(Saved entries)
_____
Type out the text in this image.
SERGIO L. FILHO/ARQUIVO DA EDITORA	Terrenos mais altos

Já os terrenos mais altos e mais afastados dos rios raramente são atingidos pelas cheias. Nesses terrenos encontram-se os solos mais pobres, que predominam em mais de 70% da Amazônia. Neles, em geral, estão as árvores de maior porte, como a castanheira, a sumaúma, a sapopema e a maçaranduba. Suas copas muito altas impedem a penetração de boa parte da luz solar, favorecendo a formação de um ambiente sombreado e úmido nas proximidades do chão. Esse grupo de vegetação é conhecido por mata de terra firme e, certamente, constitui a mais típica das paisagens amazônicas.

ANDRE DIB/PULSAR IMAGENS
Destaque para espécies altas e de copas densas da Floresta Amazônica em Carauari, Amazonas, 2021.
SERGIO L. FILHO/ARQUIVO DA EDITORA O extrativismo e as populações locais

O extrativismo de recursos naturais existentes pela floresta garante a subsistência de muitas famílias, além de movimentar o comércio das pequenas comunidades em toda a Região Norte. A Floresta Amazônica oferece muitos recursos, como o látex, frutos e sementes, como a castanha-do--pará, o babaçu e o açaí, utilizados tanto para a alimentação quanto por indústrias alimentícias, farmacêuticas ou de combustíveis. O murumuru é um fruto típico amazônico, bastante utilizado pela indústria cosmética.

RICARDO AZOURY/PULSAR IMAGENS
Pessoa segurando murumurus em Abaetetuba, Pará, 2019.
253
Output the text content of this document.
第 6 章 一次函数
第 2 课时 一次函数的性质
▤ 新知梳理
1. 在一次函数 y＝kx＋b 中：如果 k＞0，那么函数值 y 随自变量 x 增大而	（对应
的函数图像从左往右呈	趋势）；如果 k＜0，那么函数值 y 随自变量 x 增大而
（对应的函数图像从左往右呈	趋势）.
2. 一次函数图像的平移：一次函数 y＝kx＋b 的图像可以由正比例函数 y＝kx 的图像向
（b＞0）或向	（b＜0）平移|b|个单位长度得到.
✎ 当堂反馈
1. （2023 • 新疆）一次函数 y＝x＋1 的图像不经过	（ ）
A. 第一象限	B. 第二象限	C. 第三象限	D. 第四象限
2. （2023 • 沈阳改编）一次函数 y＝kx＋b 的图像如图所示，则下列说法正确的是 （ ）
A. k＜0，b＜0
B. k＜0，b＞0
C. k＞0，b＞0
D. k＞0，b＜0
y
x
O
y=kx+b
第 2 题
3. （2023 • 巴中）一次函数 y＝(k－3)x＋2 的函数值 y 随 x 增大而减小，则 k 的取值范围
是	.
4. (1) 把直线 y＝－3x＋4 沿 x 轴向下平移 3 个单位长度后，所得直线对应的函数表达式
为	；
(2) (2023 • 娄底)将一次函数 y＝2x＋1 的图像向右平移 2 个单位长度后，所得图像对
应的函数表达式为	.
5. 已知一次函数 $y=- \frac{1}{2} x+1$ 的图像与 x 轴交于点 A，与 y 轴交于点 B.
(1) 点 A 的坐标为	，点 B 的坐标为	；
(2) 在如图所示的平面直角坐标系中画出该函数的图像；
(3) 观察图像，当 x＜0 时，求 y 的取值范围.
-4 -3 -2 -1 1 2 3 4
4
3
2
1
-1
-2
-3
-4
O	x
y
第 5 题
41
_____
Exercise details: Quote each line above in full, word for word.

The completed task:
Type out the text in this image.
SERGIO L. FILHO/ARQUIVO DA EDITORA	Terrenos mais altos

Já os terrenos mais altos e mais afastados dos rios raramente são atingidos pelas cheias. Nesses terrenos encontram-se os solos mais pobres, que predominam em mais de 70% da Amazônia. Neles, em geral, estão as árvores de maior porte, como a castanheira, a sumaúma, a sapopema e a maçaranduba. Suas copas muito altas impedem a penetração de boa parte da luz solar, favorecendo a formação de um ambiente sombreado e úmido nas proximidades do chão. Esse grupo de vegetação é conhecido por mata de terra firme e, certamente, constitui a mais típica das paisagens amazônicas.

ANDRE DIB/PULSAR IMAGENS
Destaque para espécies altas e de copas densas da Floresta Amazônica em Carauari, Amazonas, 2021.
SERGIO L. FILHO/ARQUIVO DA EDITORA O extrativismo e as populações locais

O extrativismo de recursos naturais existentes pela floresta garante a subsistência de muitas famílias, além de movimentar o comércio das pequenas comunidades em toda a Região Norte. A Floresta Amazônica oferece muitos recursos, como o látex, frutos e sementes, como a castanha-do--pará, o babaçu e o açaí, utilizados tanto para a alimentação quanto por indústrias alimentícias, farmacêuticas ou de combustíveis. O murumuru é um fruto típico amazônico, bastante utilizado pela indústria cosmética.

RICARDO AZOURY/PULSAR IMAGENS
Pessoa segurando murumurus em Abaetetuba, Pará, 2019.
253
Output the text content of this document.
第 6 章 一次函数
第 2 课时 一次函数的性质
▤ 新知梳理
1. 在一次函数 y＝kx＋b 中：如果 k＞0，那么函数值 y 随自变量 x 增大而	（对应
的函数图像从左往右呈	趋势）；如果 k＜0，那么函数值 y 随自变量 x 增大而
（对应的函数图像从左往右呈	趋势）.
2. 一次函数图像的平移：一次函数 y＝kx＋b 的图像可以由正比例函数 y＝kx 的图像向
（b＞0）或向	（b＜0）平移|b|个单位长度得到.
✎ 当堂反馈
1. （2023 • 新疆）一次函数 y＝x＋1 的图像不经过	（ ）
A. 第一象限	B. 第二象限	C. 第三象限	D. 第四象限
2. （2023 • 沈阳改编）一次函数 y＝kx＋b 的图像如图所示，则下列说法正确的是 （ ）
A. k＜0，b＜0
B. k＜0，b＞0
C. k＞0，b＞0
D. k＞0，b＜0
y
x
O
y=kx+b
第 2 题
3. （2023 • 巴中）一次函数 y＝(k－3)x＋2 的函数值 y 随 x 增大而减小，则 k 的取值范围
是	.
4. (1) 把直线 y＝－3x＋4 沿 x 轴向下平移 3 个单位长度后，所得直线对应的函数表达式
为	；
(2) (2023 • 娄底)将一次函数 y＝2x＋1 的图像向右平移 2 个单位长度后，所得图像对
应的函数表达式为	.
5. 已知一次函数 $y=- \frac{1}{2} x+1$ 的图像与 x 轴交于点 A，与 y 轴交于点 B.
(1) 点 A 的坐标为	，点 B 的坐标为	；
(2) 在如图所示的平面直角坐标系中画出该函数的图像；
(3) 观察图像，当 x＜0 时，求 y 的取值范围.
-4 -3 -2 -1 1 2 3 4
4
3
2
1
-1
-2
-3
-4
O	x
y
第 5 题
41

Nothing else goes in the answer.